_To do_
Leave out the pictures and copy everything else in the entries exactly.

>> Start

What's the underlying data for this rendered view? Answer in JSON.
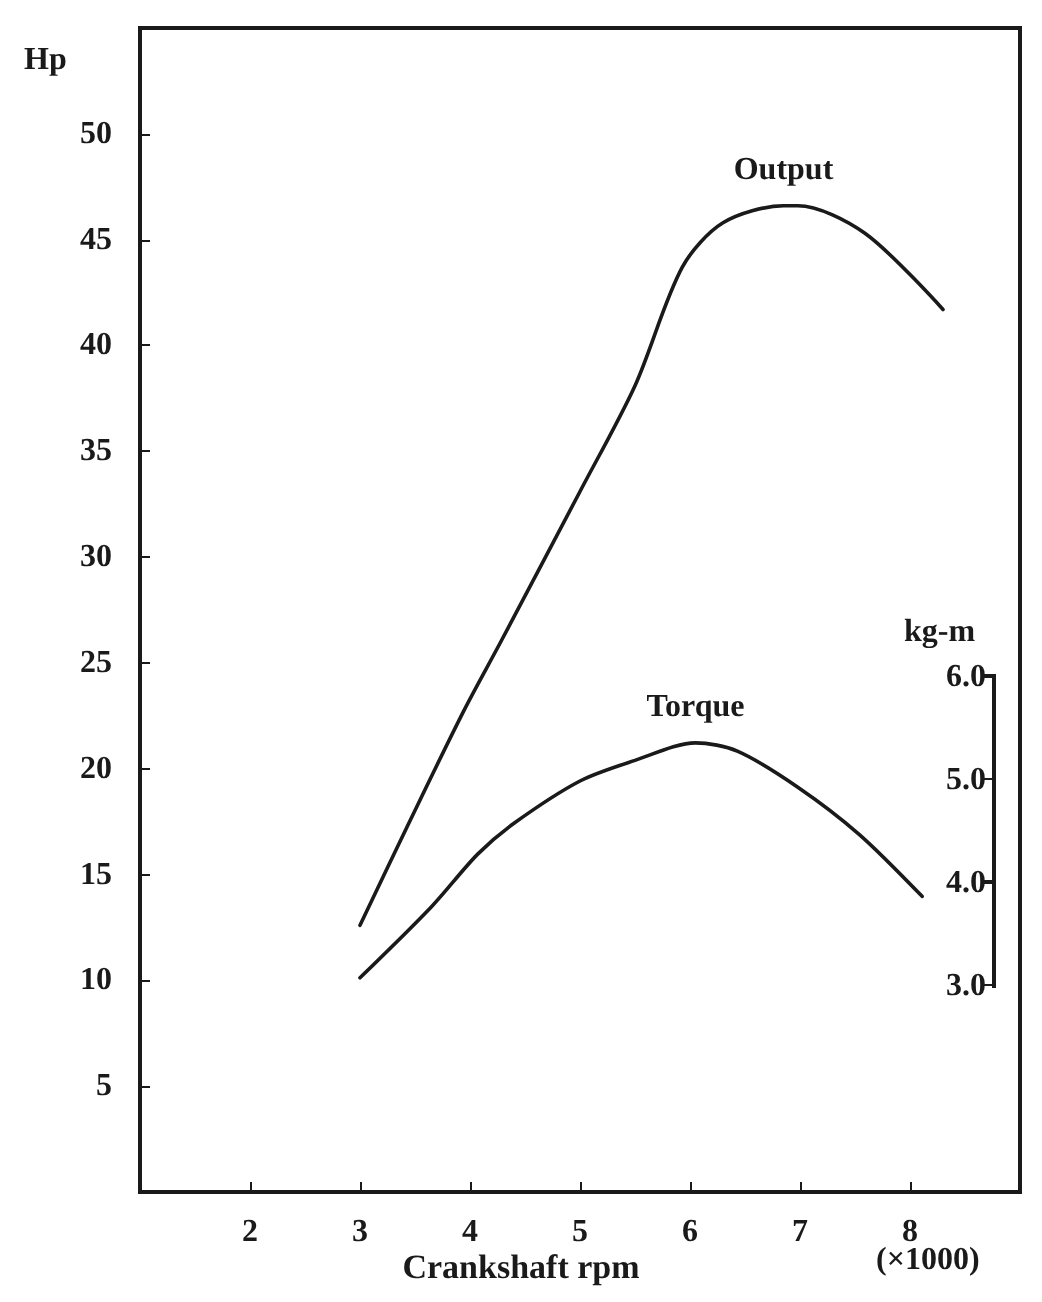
{
  "chart_data": {
    "type": "line",
    "xlabel": "Crankshaft rpm",
    "ylabel": "Hp",
    "y2label": "kg-m",
    "annotations": [
      "(×1000)"
    ],
    "xlim": [
      1,
      9
    ],
    "xticks": [
      2,
      3,
      4,
      5,
      6,
      7,
      8
    ],
    "ylim": [
      0,
      55
    ],
    "yticks": [
      5,
      10,
      15,
      20,
      25,
      30,
      35,
      40,
      45,
      50
    ],
    "y2lim": [
      1,
      12.3
    ],
    "y2ticks": [
      {
        "value": 3,
        "label": "3.0"
      },
      {
        "value": 4,
        "label": "4.0"
      },
      {
        "value": 5,
        "label": "5.0"
      },
      {
        "value": 6,
        "label": "6.0"
      }
    ],
    "grid": false,
    "legend": false,
    "marker": "none",
    "line_style": "solid",
    "series": [
      {
        "name": "Output",
        "color": "#1a1a1a",
        "x": [
          3.0,
          3.46,
          3.94,
          4.28,
          5.0,
          5.5,
          5.93,
          6.3,
          6.85,
          6.98,
          7.59,
          8.3
        ],
        "values": [
          12.6,
          17.6,
          22.7,
          26.0,
          33.1,
          38.1,
          43.7,
          45.8,
          46.6,
          46.6,
          45.3,
          41.7
        ]
      },
      {
        "name": "Torque",
        "color": "#1a1a1a",
        "axis": "y2",
        "x": [
          3.0,
          3.65,
          4.07,
          4.4,
          5.0,
          5.5,
          6.05,
          6.43,
          6.98,
          7.54,
          8.11
        ],
        "values": [
          3.08,
          3.77,
          4.28,
          4.58,
          4.99,
          5.19,
          5.36,
          5.28,
          4.93,
          4.47,
          3.87
        ]
      }
    ]
  }
}
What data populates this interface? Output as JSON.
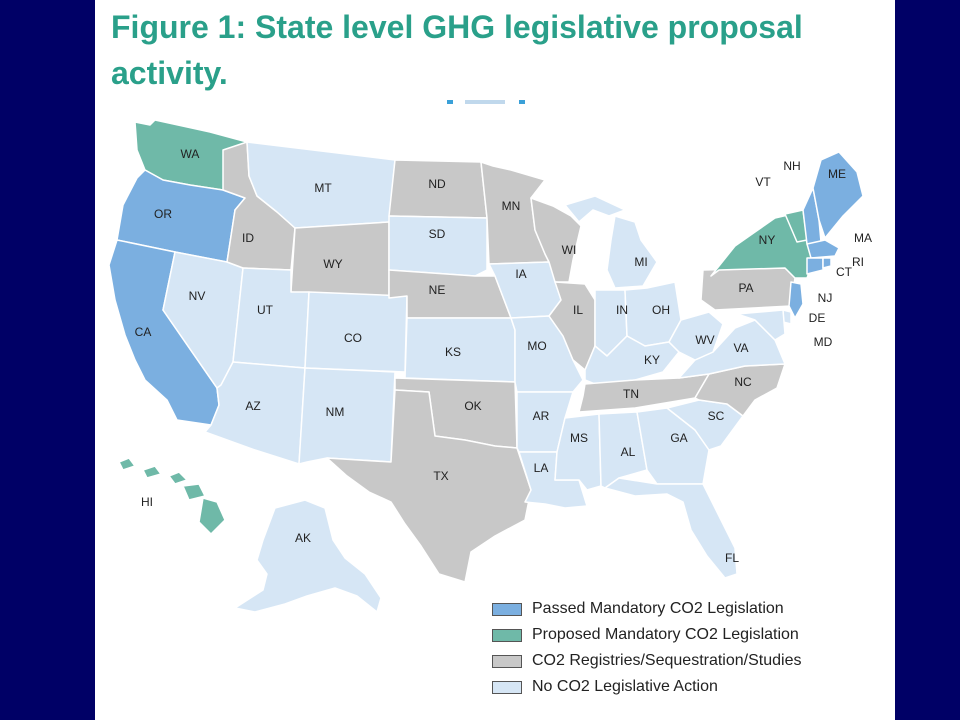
{
  "title": {
    "line1": "Figure 1: State level GHG legislative proposal",
    "line2": "activity."
  },
  "colors": {
    "background": "#000066",
    "title": "#2aa08a",
    "passed": "#7bafe0",
    "proposed": "#6fb9a8",
    "registries": "#c8c8c8",
    "none": "#d6e6f5",
    "border": "#ffffff"
  },
  "categories": {
    "passed": "Passed Mandatory CO2 Legislation",
    "proposed": "Proposed Mandatory CO2 Legislation",
    "registries": "CO2 Registries/Sequestration/Studies",
    "none": "No CO2 Legislative Action"
  },
  "legend": [
    {
      "key": "passed",
      "label": "Passed Mandatory CO2 Legislation"
    },
    {
      "key": "proposed",
      "label": "Proposed Mandatory CO2 Legislation"
    },
    {
      "key": "registries",
      "label": "CO2 Registries/Sequestration/Studies"
    },
    {
      "key": "none",
      "label": "No CO2 Legislative Action"
    }
  ],
  "states": [
    {
      "abbr": "WA",
      "status": "proposed"
    },
    {
      "abbr": "OR",
      "status": "passed"
    },
    {
      "abbr": "CA",
      "status": "passed"
    },
    {
      "abbr": "NV",
      "status": "none"
    },
    {
      "abbr": "ID",
      "status": "registries"
    },
    {
      "abbr": "MT",
      "status": "none"
    },
    {
      "abbr": "WY",
      "status": "registries"
    },
    {
      "abbr": "UT",
      "status": "none"
    },
    {
      "abbr": "AZ",
      "status": "none"
    },
    {
      "abbr": "CO",
      "status": "none"
    },
    {
      "abbr": "NM",
      "status": "none"
    },
    {
      "abbr": "ND",
      "status": "registries"
    },
    {
      "abbr": "SD",
      "status": "none"
    },
    {
      "abbr": "NE",
      "status": "registries"
    },
    {
      "abbr": "KS",
      "status": "none"
    },
    {
      "abbr": "OK",
      "status": "registries"
    },
    {
      "abbr": "TX",
      "status": "registries"
    },
    {
      "abbr": "MN",
      "status": "registries"
    },
    {
      "abbr": "IA",
      "status": "none"
    },
    {
      "abbr": "MO",
      "status": "none"
    },
    {
      "abbr": "AR",
      "status": "none"
    },
    {
      "abbr": "LA",
      "status": "none"
    },
    {
      "abbr": "WI",
      "status": "registries"
    },
    {
      "abbr": "IL",
      "status": "registries"
    },
    {
      "abbr": "MI",
      "status": "none"
    },
    {
      "abbr": "IN",
      "status": "none"
    },
    {
      "abbr": "OH",
      "status": "none"
    },
    {
      "abbr": "KY",
      "status": "none"
    },
    {
      "abbr": "TN",
      "status": "registries"
    },
    {
      "abbr": "MS",
      "status": "none"
    },
    {
      "abbr": "AL",
      "status": "none"
    },
    {
      "abbr": "GA",
      "status": "none"
    },
    {
      "abbr": "FL",
      "status": "none"
    },
    {
      "abbr": "SC",
      "status": "none"
    },
    {
      "abbr": "NC",
      "status": "registries"
    },
    {
      "abbr": "VA",
      "status": "none"
    },
    {
      "abbr": "WV",
      "status": "none"
    },
    {
      "abbr": "PA",
      "status": "registries"
    },
    {
      "abbr": "NY",
      "status": "proposed"
    },
    {
      "abbr": "VT",
      "status": "proposed"
    },
    {
      "abbr": "NH",
      "status": "passed"
    },
    {
      "abbr": "ME",
      "status": "passed"
    },
    {
      "abbr": "MA",
      "status": "passed"
    },
    {
      "abbr": "RI",
      "status": "passed"
    },
    {
      "abbr": "CT",
      "status": "passed"
    },
    {
      "abbr": "NJ",
      "status": "passed"
    },
    {
      "abbr": "DE",
      "status": "none"
    },
    {
      "abbr": "MD",
      "status": "none"
    },
    {
      "abbr": "HI",
      "status": "proposed"
    },
    {
      "abbr": "AK",
      "status": "none"
    }
  ]
}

>> End

_Exercise response_
What's the underlying data for this rendered view? Answer in JSON.
{
  "chart_data": {
    "type": "line",
    "xlabel": "Crankshaft rpm",
    "ylabel": "Hp",
    "y2label": "kg-m",
    "annotations": [
      "(×1000)"
    ],
    "xlim": [
      1,
      9
    ],
    "xticks": [
      2,
      3,
      4,
      5,
      6,
      7,
      8
    ],
    "ylim": [
      0,
      55
    ],
    "yticks": [
      5,
      10,
      15,
      20,
      25,
      30,
      35,
      40,
      45,
      50
    ],
    "y2lim": [
      1,
      12.3
    ],
    "y2ticks": [
      {
        "value": 3,
        "label": "3.0"
      },
      {
        "value": 4,
        "label": "4.0"
      },
      {
        "value": 5,
        "label": "5.0"
      },
      {
        "value": 6,
        "label": "6.0"
      }
    ],
    "grid": false,
    "legend": false,
    "marker": "none",
    "line_style": "solid",
    "series": [
      {
        "name": "Output",
        "color": "#1a1a1a",
        "x": [
          3.0,
          3.46,
          3.94,
          4.28,
          5.0,
          5.5,
          5.93,
          6.3,
          6.85,
          6.98,
          7.59,
          8.3
        ],
        "values": [
          12.6,
          17.6,
          22.7,
          26.0,
          33.1,
          38.1,
          43.7,
          45.8,
          46.6,
          46.6,
          45.3,
          41.7
        ]
      },
      {
        "name": "Torque",
        "color": "#1a1a1a",
        "axis": "y2",
        "x": [
          3.0,
          3.65,
          4.07,
          4.4,
          5.0,
          5.5,
          6.05,
          6.43,
          6.98,
          7.54,
          8.11
        ],
        "values": [
          3.08,
          3.77,
          4.28,
          4.58,
          4.99,
          5.19,
          5.36,
          5.28,
          4.93,
          4.47,
          3.87
        ]
      }
    ]
  }
}
What data populates this interface? Output as JSON.
{
  "title": {
    "line1": "Figure 1: State level GHG legislative proposal",
    "line2": "activity."
  },
  "colors": {
    "background": "#000066",
    "title": "#2aa08a",
    "passed": "#7bafe0",
    "proposed": "#6fb9a8",
    "registries": "#c8c8c8",
    "none": "#d6e6f5",
    "border": "#ffffff"
  },
  "categories": {
    "passed": "Passed Mandatory CO2 Legislation",
    "proposed": "Proposed Mandatory CO2 Legislation",
    "registries": "CO2 Registries/Sequestration/Studies",
    "none": "No CO2 Legislative Action"
  },
  "legend": [
    {
      "key": "passed",
      "label": "Passed Mandatory CO2 Legislation"
    },
    {
      "key": "proposed",
      "label": "Proposed Mandatory CO2 Legislation"
    },
    {
      "key": "registries",
      "label": "CO2 Registries/Sequestration/Studies"
    },
    {
      "key": "none",
      "label": "No CO2 Legislative Action"
    }
  ],
  "states": [
    {
      "abbr": "WA",
      "status": "proposed"
    },
    {
      "abbr": "OR",
      "status": "passed"
    },
    {
      "abbr": "CA",
      "status": "passed"
    },
    {
      "abbr": "NV",
      "status": "none"
    },
    {
      "abbr": "ID",
      "status": "registries"
    },
    {
      "abbr": "MT",
      "status": "none"
    },
    {
      "abbr": "WY",
      "status": "registries"
    },
    {
      "abbr": "UT",
      "status": "none"
    },
    {
      "abbr": "AZ",
      "status": "none"
    },
    {
      "abbr": "CO",
      "status": "none"
    },
    {
      "abbr": "NM",
      "status": "none"
    },
    {
      "abbr": "ND",
      "status": "registries"
    },
    {
      "abbr": "SD",
      "status": "none"
    },
    {
      "abbr": "NE",
      "status": "registries"
    },
    {
      "abbr": "KS",
      "status": "none"
    },
    {
      "abbr": "OK",
      "status": "registries"
    },
    {
      "abbr": "TX",
      "status": "registries"
    },
    {
      "abbr": "MN",
      "status": "registries"
    },
    {
      "abbr": "IA",
      "status": "none"
    },
    {
      "abbr": "MO",
      "status": "none"
    },
    {
      "abbr": "AR",
      "status": "none"
    },
    {
      "abbr": "LA",
      "status": "none"
    },
    {
      "abbr": "WI",
      "status": "registries"
    },
    {
      "abbr": "IL",
      "status": "registries"
    },
    {
      "abbr": "MI",
      "status": "none"
    },
    {
      "abbr": "IN",
      "status": "none"
    },
    {
      "abbr": "OH",
      "status": "none"
    },
    {
      "abbr": "KY",
      "status": "none"
    },
    {
      "abbr": "TN",
      "status": "registries"
    },
    {
      "abbr": "MS",
      "status": "none"
    },
    {
      "abbr": "AL",
      "status": "none"
    },
    {
      "abbr": "GA",
      "status": "none"
    },
    {
      "abbr": "FL",
      "status": "none"
    },
    {
      "abbr": "SC",
      "status": "none"
    },
    {
      "abbr": "NC",
      "status": "registries"
    },
    {
      "abbr": "VA",
      "status": "none"
    },
    {
      "abbr": "WV",
      "status": "none"
    },
    {
      "abbr": "PA",
      "status": "registries"
    },
    {
      "abbr": "NY",
      "status": "proposed"
    },
    {
      "abbr": "VT",
      "status": "proposed"
    },
    {
      "abbr": "NH",
      "status": "passed"
    },
    {
      "abbr": "ME",
      "status": "passed"
    },
    {
      "abbr": "MA",
      "status": "passed"
    },
    {
      "abbr": "RI",
      "status": "passed"
    },
    {
      "abbr": "CT",
      "status": "passed"
    },
    {
      "abbr": "NJ",
      "status": "passed"
    },
    {
      "abbr": "DE",
      "status": "none"
    },
    {
      "abbr": "MD",
      "status": "none"
    },
    {
      "abbr": "HI",
      "status": "proposed"
    },
    {
      "abbr": "AK",
      "status": "none"
    }
  ]
}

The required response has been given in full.